◆ OBJECTIVE:
Write out the complete material exactly as it stands.

◆ EXTRACTED MATERIAL:
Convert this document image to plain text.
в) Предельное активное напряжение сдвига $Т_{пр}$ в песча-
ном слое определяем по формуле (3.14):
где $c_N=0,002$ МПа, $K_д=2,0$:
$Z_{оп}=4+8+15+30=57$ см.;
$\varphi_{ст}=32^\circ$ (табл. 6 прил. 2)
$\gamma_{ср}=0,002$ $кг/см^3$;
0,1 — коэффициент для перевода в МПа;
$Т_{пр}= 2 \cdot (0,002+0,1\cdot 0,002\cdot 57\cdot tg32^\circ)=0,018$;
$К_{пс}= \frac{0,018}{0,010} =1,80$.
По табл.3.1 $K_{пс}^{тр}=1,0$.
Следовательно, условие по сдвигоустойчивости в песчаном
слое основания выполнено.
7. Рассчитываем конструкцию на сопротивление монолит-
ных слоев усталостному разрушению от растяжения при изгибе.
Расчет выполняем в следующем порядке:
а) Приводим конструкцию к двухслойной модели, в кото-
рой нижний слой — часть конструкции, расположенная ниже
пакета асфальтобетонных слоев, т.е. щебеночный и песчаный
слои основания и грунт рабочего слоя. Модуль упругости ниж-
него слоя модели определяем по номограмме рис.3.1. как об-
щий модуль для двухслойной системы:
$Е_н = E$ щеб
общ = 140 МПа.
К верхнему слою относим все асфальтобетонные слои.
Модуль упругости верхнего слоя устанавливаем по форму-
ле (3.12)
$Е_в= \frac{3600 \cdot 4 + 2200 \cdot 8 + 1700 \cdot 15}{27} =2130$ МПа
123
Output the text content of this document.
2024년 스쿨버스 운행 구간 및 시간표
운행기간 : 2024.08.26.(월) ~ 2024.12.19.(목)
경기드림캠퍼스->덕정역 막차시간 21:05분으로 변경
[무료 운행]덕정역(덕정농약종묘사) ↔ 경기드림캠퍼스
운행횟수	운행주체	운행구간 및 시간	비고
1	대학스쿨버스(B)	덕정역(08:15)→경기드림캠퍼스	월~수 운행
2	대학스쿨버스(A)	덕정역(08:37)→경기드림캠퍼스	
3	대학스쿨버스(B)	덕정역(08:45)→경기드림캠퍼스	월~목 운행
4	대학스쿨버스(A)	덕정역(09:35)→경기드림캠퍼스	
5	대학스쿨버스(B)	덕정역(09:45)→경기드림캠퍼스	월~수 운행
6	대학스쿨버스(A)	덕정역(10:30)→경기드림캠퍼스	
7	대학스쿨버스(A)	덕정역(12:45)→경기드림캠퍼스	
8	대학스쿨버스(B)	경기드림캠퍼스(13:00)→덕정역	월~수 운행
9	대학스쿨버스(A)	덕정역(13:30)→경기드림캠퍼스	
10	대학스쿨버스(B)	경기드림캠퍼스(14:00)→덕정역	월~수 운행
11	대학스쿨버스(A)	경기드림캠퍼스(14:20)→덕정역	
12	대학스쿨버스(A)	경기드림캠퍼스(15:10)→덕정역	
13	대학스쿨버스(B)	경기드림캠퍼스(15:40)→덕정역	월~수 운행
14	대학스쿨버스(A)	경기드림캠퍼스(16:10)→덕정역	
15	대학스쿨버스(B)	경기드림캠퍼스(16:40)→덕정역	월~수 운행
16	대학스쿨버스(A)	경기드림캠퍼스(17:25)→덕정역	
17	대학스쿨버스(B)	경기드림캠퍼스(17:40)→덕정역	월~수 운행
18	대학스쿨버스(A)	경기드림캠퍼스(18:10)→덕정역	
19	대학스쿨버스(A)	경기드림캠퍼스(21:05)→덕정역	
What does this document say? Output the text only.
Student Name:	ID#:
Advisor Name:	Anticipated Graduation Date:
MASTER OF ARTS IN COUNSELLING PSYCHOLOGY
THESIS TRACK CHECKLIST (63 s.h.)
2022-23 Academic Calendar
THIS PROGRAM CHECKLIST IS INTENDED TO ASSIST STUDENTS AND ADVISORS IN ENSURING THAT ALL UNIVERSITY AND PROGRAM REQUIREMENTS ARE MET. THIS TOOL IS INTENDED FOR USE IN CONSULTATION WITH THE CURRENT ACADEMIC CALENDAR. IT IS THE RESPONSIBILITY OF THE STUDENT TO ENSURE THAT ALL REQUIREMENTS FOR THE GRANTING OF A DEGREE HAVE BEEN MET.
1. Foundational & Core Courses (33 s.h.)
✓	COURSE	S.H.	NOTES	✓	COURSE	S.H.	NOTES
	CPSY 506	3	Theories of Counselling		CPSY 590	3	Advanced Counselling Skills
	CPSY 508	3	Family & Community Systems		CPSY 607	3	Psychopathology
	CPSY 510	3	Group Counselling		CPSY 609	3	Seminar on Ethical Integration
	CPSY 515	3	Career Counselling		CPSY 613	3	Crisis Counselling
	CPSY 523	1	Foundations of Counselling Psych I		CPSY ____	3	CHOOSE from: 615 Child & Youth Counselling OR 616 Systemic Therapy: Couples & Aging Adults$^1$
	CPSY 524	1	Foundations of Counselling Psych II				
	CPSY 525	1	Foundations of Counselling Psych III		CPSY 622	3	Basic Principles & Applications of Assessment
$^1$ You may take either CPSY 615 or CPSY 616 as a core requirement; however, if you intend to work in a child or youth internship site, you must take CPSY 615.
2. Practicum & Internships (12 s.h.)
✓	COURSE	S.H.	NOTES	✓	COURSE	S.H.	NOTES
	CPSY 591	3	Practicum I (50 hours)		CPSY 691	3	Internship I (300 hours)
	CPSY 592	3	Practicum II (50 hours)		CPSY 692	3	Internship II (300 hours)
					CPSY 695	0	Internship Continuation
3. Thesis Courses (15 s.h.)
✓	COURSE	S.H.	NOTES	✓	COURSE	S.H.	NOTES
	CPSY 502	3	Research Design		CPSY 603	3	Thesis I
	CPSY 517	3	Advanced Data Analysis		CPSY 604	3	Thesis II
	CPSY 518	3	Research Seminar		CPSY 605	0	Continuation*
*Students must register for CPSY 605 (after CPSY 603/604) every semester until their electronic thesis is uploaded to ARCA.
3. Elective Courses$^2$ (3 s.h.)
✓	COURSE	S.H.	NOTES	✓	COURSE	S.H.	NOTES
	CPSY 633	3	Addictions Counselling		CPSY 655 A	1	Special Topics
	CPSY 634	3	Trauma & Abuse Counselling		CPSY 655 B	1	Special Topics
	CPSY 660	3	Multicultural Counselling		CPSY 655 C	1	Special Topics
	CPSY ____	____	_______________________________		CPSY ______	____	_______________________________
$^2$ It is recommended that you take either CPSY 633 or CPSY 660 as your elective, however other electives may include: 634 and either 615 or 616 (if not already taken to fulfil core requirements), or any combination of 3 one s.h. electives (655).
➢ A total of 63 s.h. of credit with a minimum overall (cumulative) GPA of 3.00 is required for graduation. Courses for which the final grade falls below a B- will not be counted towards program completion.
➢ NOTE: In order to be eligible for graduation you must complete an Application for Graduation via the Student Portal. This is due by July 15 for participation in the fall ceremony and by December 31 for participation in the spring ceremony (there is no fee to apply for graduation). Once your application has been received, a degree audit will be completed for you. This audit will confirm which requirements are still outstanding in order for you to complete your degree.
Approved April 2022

◆ THE ANSWER:
Convert this document image to plain text.
в) Предельное активное напряжение сдвига $Т_{пр}$ в песча-
ном слое определяем по формуле (3.14):
где $c_N=0,002$ МПа, $K_д=2,0$:
$Z_{оп}=4+8+15+30=57$ см.;
$\varphi_{ст}=32^\circ$ (табл. 6 прил. 2)
$\gamma_{ср}=0,002$ $кг/см^3$;
0,1 — коэффициент для перевода в МПа;
$Т_{пр}= 2 \cdot (0,002+0,1\cdot 0,002\cdot 57\cdot tg32^\circ)=0,018$;
$К_{пс}= \frac{0,018}{0,010} =1,80$.
По табл.3.1 $K_{пс}^{тр}=1,0$.
Следовательно, условие по сдвигоустойчивости в песчаном
слое основания выполнено.
7. Рассчитываем конструкцию на сопротивление монолит-
ных слоев усталостному разрушению от растяжения при изгибе.
Расчет выполняем в следующем порядке:
а) Приводим конструкцию к двухслойной модели, в кото-
рой нижний слой — часть конструкции, расположенная ниже
пакета асфальтобетонных слоев, т.е. щебеночный и песчаный
слои основания и грунт рабочего слоя. Модуль упругости ниж-
него слоя модели определяем по номограмме рис.3.1. как об-
щий модуль для двухслойной системы:
$Е_н = E$ щеб
общ = 140 МПа.
К верхнему слою относим все асфальтобетонные слои.
Модуль упругости верхнего слоя устанавливаем по форму-
ле (3.12)
$Е_в= \frac{3600 \cdot 4 + 2200 \cdot 8 + 1700 \cdot 15}{27} =2130$ МПа
123
Output the text content of this document.
2024년 스쿨버스 운행 구간 및 시간표
운행기간 : 2024.08.26.(월) ~ 2024.12.19.(목)
경기드림캠퍼스->덕정역 막차시간 21:05분으로 변경
[무료 운행]덕정역(덕정농약종묘사) ↔ 경기드림캠퍼스
운행횟수	운행주체	운행구간 및 시간	비고
1	대학스쿨버스(B)	덕정역(08:15)→경기드림캠퍼스	월~수 운행
2	대학스쿨버스(A)	덕정역(08:37)→경기드림캠퍼스	
3	대학스쿨버스(B)	덕정역(08:45)→경기드림캠퍼스	월~목 운행
4	대학스쿨버스(A)	덕정역(09:35)→경기드림캠퍼스	
5	대학스쿨버스(B)	덕정역(09:45)→경기드림캠퍼스	월~수 운행
6	대학스쿨버스(A)	덕정역(10:30)→경기드림캠퍼스	
7	대학스쿨버스(A)	덕정역(12:45)→경기드림캠퍼스	
8	대학스쿨버스(B)	경기드림캠퍼스(13:00)→덕정역	월~수 운행
9	대학스쿨버스(A)	덕정역(13:30)→경기드림캠퍼스	
10	대학스쿨버스(B)	경기드림캠퍼스(14:00)→덕정역	월~수 운행
11	대학스쿨버스(A)	경기드림캠퍼스(14:20)→덕정역	
12	대학스쿨버스(A)	경기드림캠퍼스(15:10)→덕정역	
13	대학스쿨버스(B)	경기드림캠퍼스(15:40)→덕정역	월~수 운행
14	대학스쿨버스(A)	경기드림캠퍼스(16:10)→덕정역	
15	대학스쿨버스(B)	경기드림캠퍼스(16:40)→덕정역	월~수 운행
16	대학스쿨버스(A)	경기드림캠퍼스(17:25)→덕정역	
17	대학스쿨버스(B)	경기드림캠퍼스(17:40)→덕정역	월~수 운행
18	대학스쿨버스(A)	경기드림캠퍼스(18:10)→덕정역	
19	대학스쿨버스(A)	경기드림캠퍼스(21:05)→덕정역	
What does this document say? Output the text only.
Student Name:	ID#:
Advisor Name:	Anticipated Graduation Date:
MASTER OF ARTS IN COUNSELLING PSYCHOLOGY
THESIS TRACK CHECKLIST (63 s.h.)
2022-23 Academic Calendar
THIS PROGRAM CHECKLIST IS INTENDED TO ASSIST STUDENTS AND ADVISORS IN ENSURING THAT ALL UNIVERSITY AND PROGRAM REQUIREMENTS ARE MET. THIS TOOL IS INTENDED FOR USE IN CONSULTATION WITH THE CURRENT ACADEMIC CALENDAR. IT IS THE RESPONSIBILITY OF THE STUDENT TO ENSURE THAT ALL REQUIREMENTS FOR THE GRANTING OF A DEGREE HAVE BEEN MET.
1. Foundational & Core Courses (33 s.h.)
✓	COURSE	S.H.	NOTES	✓	COURSE	S.H.	NOTES
	CPSY 506	3	Theories of Counselling		CPSY 590	3	Advanced Counselling Skills
	CPSY 508	3	Family & Community Systems		CPSY 607	3	Psychopathology
	CPSY 510	3	Group Counselling		CPSY 609	3	Seminar on Ethical Integration
	CPSY 515	3	Career Counselling		CPSY 613	3	Crisis Counselling
	CPSY 523	1	Foundations of Counselling Psych I		CPSY ____	3	CHOOSE from: 615 Child & Youth Counselling OR 616 Systemic Therapy: Couples & Aging Adults$^1$
	CPSY 524	1	Foundations of Counselling Psych II				
	CPSY 525	1	Foundations of Counselling Psych III		CPSY 622	3	Basic Principles & Applications of Assessment
$^1$ You may take either CPSY 615 or CPSY 616 as a core requirement; however, if you intend to work in a child or youth internship site, you must take CPSY 615.
2. Practicum & Internships (12 s.h.)
✓	COURSE	S.H.	NOTES	✓	COURSE	S.H.	NOTES
	CPSY 591	3	Practicum I (50 hours)		CPSY 691	3	Internship I (300 hours)
	CPSY 592	3	Practicum II (50 hours)		CPSY 692	3	Internship II (300 hours)
					CPSY 695	0	Internship Continuation
3. Thesis Courses (15 s.h.)
✓	COURSE	S.H.	NOTES	✓	COURSE	S.H.	NOTES
	CPSY 502	3	Research Design		CPSY 603	3	Thesis I
	CPSY 517	3	Advanced Data Analysis		CPSY 604	3	Thesis II
	CPSY 518	3	Research Seminar		CPSY 605	0	Continuation*
*Students must register for CPSY 605 (after CPSY 603/604) every semester until their electronic thesis is uploaded to ARCA.
3. Elective Courses$^2$ (3 s.h.)
✓	COURSE	S.H.	NOTES	✓	COURSE	S.H.	NOTES
	CPSY 633	3	Addictions Counselling		CPSY 655 A	1	Special Topics
	CPSY 634	3	Trauma & Abuse Counselling		CPSY 655 B	1	Special Topics
	CPSY 660	3	Multicultural Counselling		CPSY 655 C	1	Special Topics
	CPSY ____	____	_______________________________		CPSY ______	____	_______________________________
$^2$ It is recommended that you take either CPSY 633 or CPSY 660 as your elective, however other electives may include: 634 and either 615 or 616 (if not already taken to fulfil core requirements), or any combination of 3 one s.h. electives (655).
➢ A total of 63 s.h. of credit with a minimum overall (cumulative) GPA of 3.00 is required for graduation. Courses for which the final grade falls below a B- will not be counted towards program completion.
➢ NOTE: In order to be eligible for graduation you must complete an Application for Graduation via the Student Portal. This is due by July 15 for participation in the fall ceremony and by December 31 for participation in the spring ceremony (there is no fee to apply for graduation). Once your application has been received, a degree audit will be completed for you. This audit will confirm which requirements are still outstanding in order for you to complete your degree.
Approved April 2022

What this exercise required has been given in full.